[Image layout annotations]
+ + + + +

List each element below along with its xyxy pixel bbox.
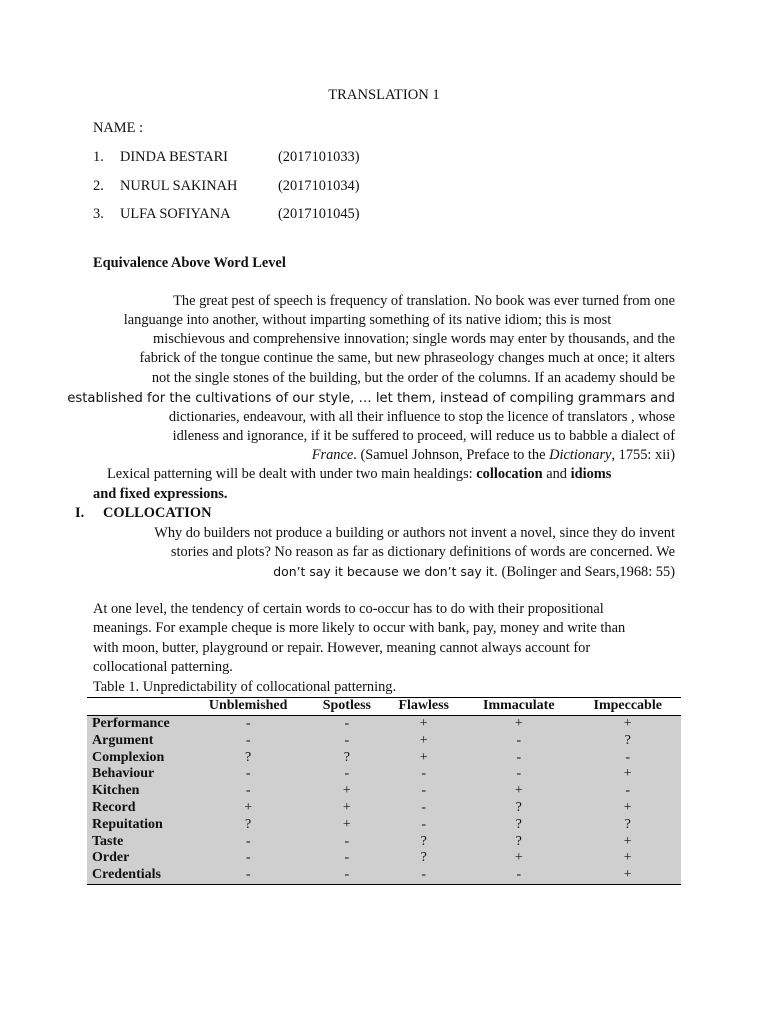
table-cell: ? [515,833,522,849]
quote-line: idleness and ignorance, if it be suffered to proceed, will reduce us to babble a dialect of [172,428,675,444]
table-cell: + [419,716,428,732]
member-id: (2017101033) [278,149,360,165]
table-cell: - [516,732,522,748]
table-cell: - [463,867,574,884]
table-cell: - [344,732,350,748]
table-header-row [87,698,681,716]
collocation-table [87,697,681,885]
table-cell: - [245,766,251,782]
row-label: Repuitation [92,816,163,832]
table-cell: - [309,867,384,884]
table-cell: ? [420,833,427,849]
row-label: Performance [92,716,170,732]
table-cell: ? [624,816,631,832]
section-number: I. [75,505,85,521]
table-body [87,716,681,885]
table-cell: + [342,816,351,832]
table-cell: - [344,766,350,782]
table-row [87,750,681,767]
table-cell: - [421,800,427,816]
bolinger-quote-line: stories and plots? No reason as far as dictionary definitions of words are concerned. We [170,544,675,560]
table-cell: + [514,783,523,799]
table-cell: + [342,783,351,799]
table-row [87,800,681,817]
table-caption: Table 1. Unpredictability of collocational patterning. [93,679,397,695]
table-row [87,783,681,800]
term-idioms: idioms [570,466,612,482]
table-cell: + [244,800,253,816]
row-label: Order [92,850,130,866]
bolinger-quote-sans: don’t say it because we don’t say it. [273,564,498,579]
term-collocation: collocation [476,466,543,482]
table-cell: ? [343,749,350,765]
member-id: (2017101045) [278,206,360,222]
name-label: NAME : [93,120,143,136]
row-label: Behaviour [92,766,155,782]
member-number: 1. [93,149,104,165]
table-row [87,733,681,750]
document-title: TRANSLATION 1 [328,87,440,103]
table-cell: ? [515,800,522,816]
table-cell: + [419,732,428,748]
table-cell: - [625,749,631,765]
table-cell: - [421,816,427,832]
quote-line: not the single stones of the building, but the order of the columns. If an academy should be [151,370,675,386]
collocation-section-heading [75,505,211,522]
section-title: COLLOCATION [103,505,212,521]
member-row [93,178,360,195]
quote-line: languange into another, without imparting something of its native idiom; this is most [123,312,612,328]
row-label: Argument [92,732,154,748]
lexical-pre: Lexical patterning will be dealt with under two main healdings: [107,466,477,482]
paragraph-line: meanings. For example cheque is more likely to occur with bank, pay, money and write than [93,620,626,636]
column-header: Impeccable [574,698,681,716]
member-name: DINDA BESTARI [120,149,228,165]
table-cell: - [245,850,251,866]
paragraph-line: with moon, butter, playground or repair. However, meaning cannot always account for [93,640,591,656]
member-number: 2. [93,178,104,194]
row-label: Record [92,800,136,816]
lexical-and: and [542,466,571,482]
table-cell: - [516,749,522,765]
table-cell: - [384,867,463,884]
table-row [87,716,681,733]
table-cell: + [514,716,523,732]
section-heading: Equivalence Above Word Level [93,255,286,271]
table-cell: - [344,850,350,866]
member-id: (2017101034) [278,178,360,194]
table-cell: ? [624,732,631,748]
table-cell: - [344,716,350,732]
column-header: Immaculate [463,698,574,716]
table-cell: - [625,783,631,799]
column-header: Spotless [309,698,384,716]
table-cell: + [514,850,523,866]
table-row [87,817,681,834]
table-cell: + [623,716,632,732]
table-cell: ? [420,850,427,866]
table-cell: ? [245,816,252,832]
table-cell: - [245,732,251,748]
column-header: Flawless [384,698,463,716]
table-cell: + [623,850,632,866]
paragraph-line: At one level, the tendency of certain words to co-occur has to do with their propositional [93,601,604,617]
term-fixed-expressions: and fixed expressions. [93,486,228,502]
member-number: 3. [93,206,104,222]
table-cell: + [623,800,632,816]
quote-france: France [311,447,354,463]
quote-line: fabrick of the tongue continue the same, but new phraseology changes much at once; it alters [139,350,675,366]
table-corner-cell [87,698,187,716]
quote-citation-mid: . (Samuel Johnson, Preface to the [353,447,550,463]
table-cell: + [574,867,681,884]
column-header: Unblemished [187,698,309,716]
quote-line: mischievous and comprehensive innovation; single words may enter by thousands, and the [153,331,675,347]
quote-line: dictionaries, endeavour, with all their influence to stop the licence of translators , whose [168,409,675,425]
paragraph-line: collocational patterning. [93,659,233,675]
member-name: NURUL SAKINAH [120,178,238,194]
table-row [87,867,681,884]
row-label: Taste [92,833,124,849]
quote-citation [60,446,675,465]
table-cell: - [187,867,309,884]
table-cell: - [245,783,251,799]
table-cell: + [623,766,632,782]
quote-line: established for the cultivations of our style, … let them, instead of compiling grammars and [67,391,675,406]
table-row [87,850,681,867]
member-row [93,149,360,166]
table-cell: - [421,766,427,782]
bolinger-quote-citation [60,562,675,582]
member-row [93,206,360,223]
lexical-patterning-text [107,466,611,483]
table-cell: + [342,800,351,816]
table-cell: - [245,833,251,849]
table-cell: + [419,749,428,765]
member-name: ULFA SOFIYANA [120,206,231,222]
quote-line: The great pest of speech is frequency of translation. No book was ever turned from one [173,293,675,309]
table-cell: - [516,766,522,782]
table-cell: - [344,833,350,849]
table-row [87,834,681,851]
table-cell: - [245,716,251,732]
quote-dictionary: Dictionary [549,447,612,463]
bolinger-quote-line: Why do builders not produce a building or authors not invent a novel, since they do invent [154,525,675,541]
row-label: Credentials [87,867,187,884]
table-cell: + [623,833,632,849]
table-cell: ? [515,816,522,832]
table-row [87,766,681,783]
bolinger-cite: (Bolinger and Sears,1968: 55) [497,564,675,580]
table-cell: - [421,783,427,799]
table-cell: ? [245,749,252,765]
quote-citation-end: , 1755: xii) [611,447,675,463]
row-label: Kitchen [92,783,140,799]
row-label: Complexion [92,749,165,765]
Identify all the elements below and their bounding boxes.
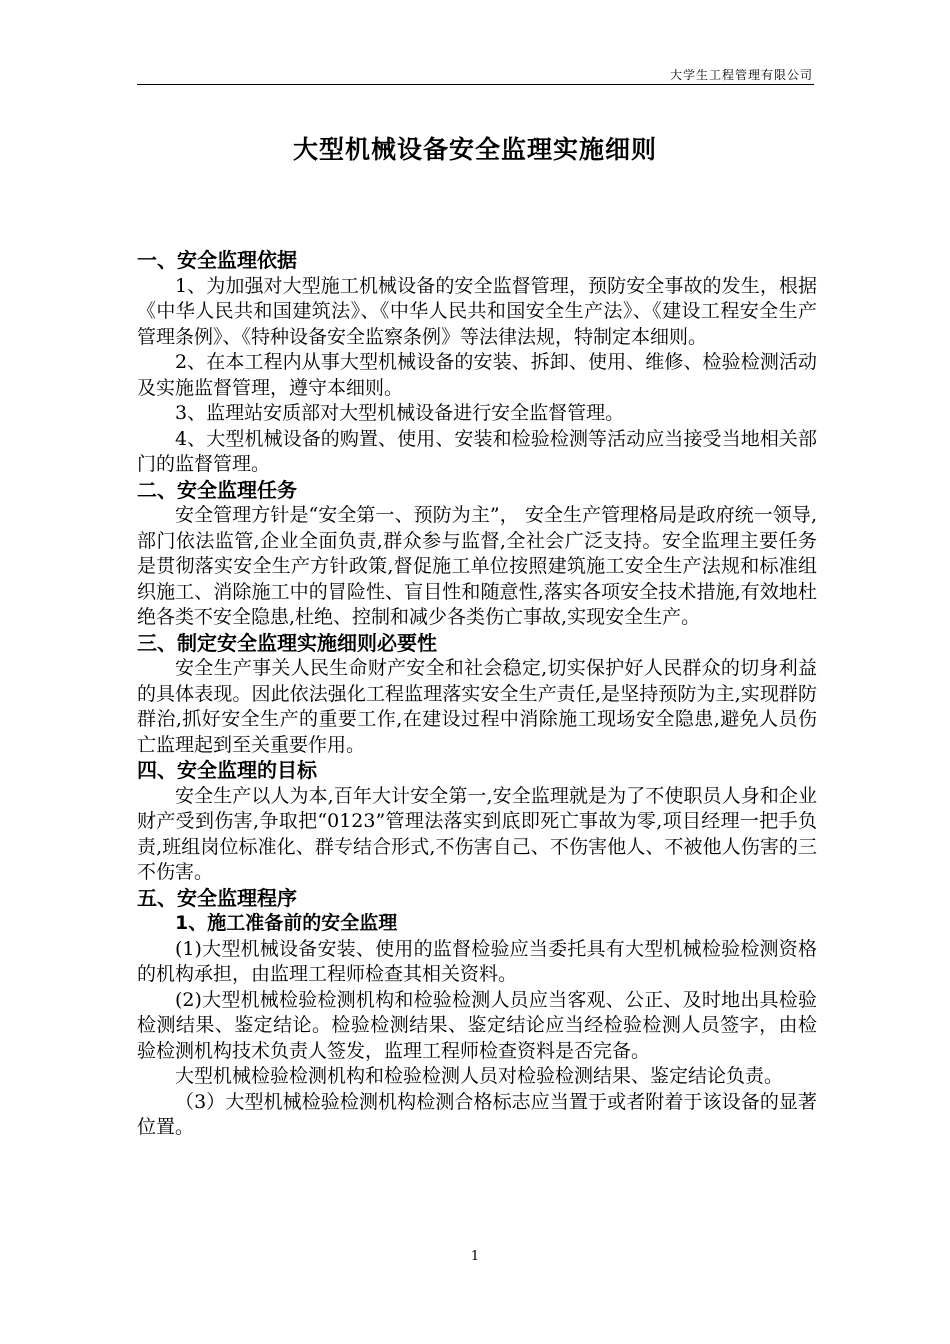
header-company-name: 大学生工程管理有限公司 [669, 68, 813, 82]
section-heading: 五、安全监理程序 [137, 885, 297, 910]
section-subheading: 1、施工准备前的安全监理 [175, 912, 398, 934]
section-paragraph: 1、为加强对大型施工机械设备的安全监督管理，预防安全事故的发生，根据《中华人民共和国建筑法》、《中华人民共和国安全生产法》、《建设工程安全生产管理条例》、《特种设备安全监察条例》等法律法规，特制定本细则。 [137, 274, 817, 348]
section-paragraph: 3、监理站安质部对大型机械设备进行安全监督管理。 [175, 402, 625, 424]
document-title: 大型机械设备安全监理实施细则 [292, 135, 657, 164]
document-body [137, 248, 817, 1141]
section-heading: 四、安全监理的目标 [137, 758, 317, 782]
section-paragraph: （3）大型机械检验检测机构检测合格标志应当置于或者附着于该设备的显著位置。 [137, 1090, 817, 1138]
section-paragraph: 2、在本工程内从事大型机械设备的安装、拆卸、使用、维修、检验检测活动及实施监督管理，遵守本细则。 [137, 351, 817, 399]
section-heading: 一、安全监理依据 [137, 248, 297, 272]
section-paragraph: 安全管理方针是“安全第一、预防为主”， 安全生产管理格局是政府统一领导,部门依法监管,企业全面负责,群众参与监督,全社会广泛支持。安全监理主要任务是贯彻落实安全生产方针政策,督促施工单位按照建筑施工安全生产法规和标准组织施工、消除施工中的冒险性、盲目性和随意性,落实各项安全技术措施,有效地杜绝各类不安全隐患,杜绝、控制和减少各类伤亡事故,实现安全生产。 [137, 504, 817, 628]
header-divider [137, 84, 814, 85]
page-number: 1 [470, 1249, 480, 1264]
section-heading: 二、安全监理任务 [137, 477, 297, 502]
section-paragraph: 大型机械检验检测机构和检验检测人员对检验检测结果、鉴定结论负责。 [175, 1065, 784, 1087]
section-paragraph: (1)大型机械设备安装、使用的监督检验应当委托具有大型机械检验检测资格的机构承担，由监理工程师检查其相关资料。 [137, 937, 817, 985]
section-paragraph: (2)大型机械检验检测机构和检验检测人员应当客观、公正、及时地出具检验检测结果、鉴定结论。检验检测结果、鉴定结论应当经检验检测人员签字，由检验检测机构技术负责人签发，监理工程师检查资料是否完备。 [137, 988, 817, 1062]
section-heading: 三、制定安全监理实施细则必要性 [137, 630, 437, 655]
section-paragraph: 安全生产事关人民生命财产安全和社会稳定,切实保护好人民群众的切身利益的具体表现。因此依法强化工程监理落实安全生产责任,是坚持预防为主,实现群防群治,抓好安全生产的重要工作,在建设过程中消除施工现场安全隐患,避免人员伤亡监理起到至关重要作用。 [137, 657, 817, 756]
section-paragraph: 安全生产以人为本,百年大计安全第一,安全监理就是为了不使职员人身和企业财产受到伤害,争取把“0123”管理法落实到底即死亡事故为零,项目经理一把手负责,班组岗位标准化、群专结合形式,不伤害自己、不伤害他人、不被他人伤害的三不伤害。 [137, 784, 817, 883]
section-paragraph: 4、大型机械设备的购置、使用、安装和检验检测等活动应当接受当地相关部门的监督管理。 [137, 427, 817, 475]
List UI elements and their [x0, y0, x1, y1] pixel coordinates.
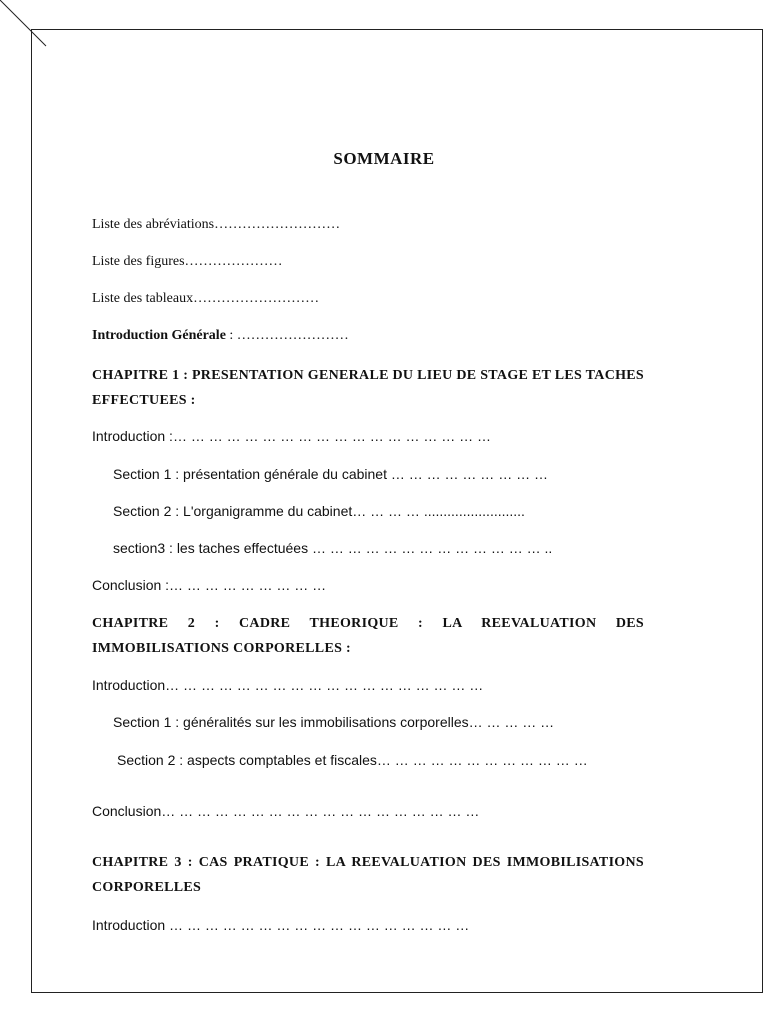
- chapter-1-introduction: Introduction :… … … … … … … … … … … … … … … … … …: [92, 428, 492, 444]
- chapter-1-section-2: Section 2 : L'organigramme du cabinet… … … … ..........................: [113, 503, 525, 519]
- chapter-1-section-3: section3 : les taches effectuées … … … … … … … … … … … … … ..: [113, 540, 553, 556]
- chapter-2-section-1: Section 1 : généralités sur les immobilisations corporelles… … … … …: [113, 714, 555, 730]
- chapter-1-heading: CHAPITRE 1 : PRESENTATION GENERALE DU LIEU DE STAGE ET LES TACHES EFFECTUEES :: [92, 368, 645, 408]
- toc-label: Liste des abréviations: [92, 217, 215, 232]
- toc-entry-tables: [92, 291, 319, 307]
- chapter-2-conclusion: Conclusion… … … … … … … … … … … … … … … … … …: [92, 803, 480, 819]
- chapter-1-conclusion: Conclusion :… … … … … … … … …: [92, 577, 327, 593]
- chapter-3-introduction: Introduction … … … … … … … … … … … … … … … … …: [92, 917, 470, 933]
- toc-leader: …………………: [184, 254, 283, 269]
- toc-leader: : ……………………: [225, 328, 349, 343]
- chapter-2-section-2: Section 2 : aspects comptables et fiscales… … … … … … … … … … … …: [117, 752, 588, 768]
- toc-entry-figures: [92, 254, 283, 270]
- toc-leader: ………………………: [214, 217, 341, 232]
- chapter-2-heading: CHAPITRE 2 : CADRE THEORIQUE : LA REEVALUATION DES IMMOBILISATIONS CORPORELLES :: [92, 616, 644, 656]
- toc-label: Introduction Générale: [92, 328, 226, 343]
- toc-entry-abbreviations: [92, 217, 340, 233]
- toc-label: Liste des figures: [92, 254, 185, 269]
- document-title: SOMMAIRE: [333, 149, 435, 168]
- toc-entry-general-introduction: [92, 328, 349, 344]
- toc-leader: ………………………: [193, 291, 320, 306]
- chapter-3-heading: CHAPITRE 3 : CAS PRATIQUE : LA REEVALUATION DES IMMOBILISATIONS CORPORELLES: [92, 855, 644, 895]
- toc-label: Liste des tableaux: [92, 291, 194, 306]
- chapter-1-section-1: Section 1 : présentation générale du cabinet … … … … … … … … …: [113, 466, 548, 482]
- chapter-2-introduction: Introduction… … … … … … … … … … … … … … … … … …: [92, 677, 484, 693]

+ + + + +

## WHAT TO DO
Repeat the part of the entries above that opens with the line containing "header-company-name: 大学生工程管理有限公司 [669, 68, 813, 82]" and closes with the line containing "section-heading: 一、安全监理依据 [137, 248, 297, 272]", copying every line without change and including both of those lines.

## EXERCISE SOLUTION
header-company-name: 大学生工程管理有限公司 [669, 68, 813, 82]
section-heading: 五、安全监理程序 [137, 885, 297, 910]
section-subheading: 1、施工准备前的安全监理 [175, 912, 398, 934]
section-paragraph: 1、为加强对大型施工机械设备的安全监督管理，预防安全事故的发生，根据《中华人民共和国建筑法》、《中华人民共和国安全生产法》、《建设工程安全生产管理条例》、《特种设备安全监察条例》等法律法规，特制定本细则。 [137, 274, 817, 348]
section-paragraph: 3、监理站安质部对大型机械设备进行安全监督管理。 [175, 402, 625, 424]
document-title: 大型机械设备安全监理实施细则 [292, 135, 657, 164]
document-body [137, 248, 817, 1141]
section-heading: 四、安全监理的目标 [137, 758, 317, 782]
section-paragraph: （3）大型机械检验检测机构检测合格标志应当置于或者附着于该设备的显著位置。 [137, 1090, 817, 1138]
section-paragraph: 2、在本工程内从事大型机械设备的安装、拆卸、使用、维修、检验检测活动及实施监督管理，遵守本细则。 [137, 351, 817, 399]
section-heading: 一、安全监理依据 [137, 248, 297, 272]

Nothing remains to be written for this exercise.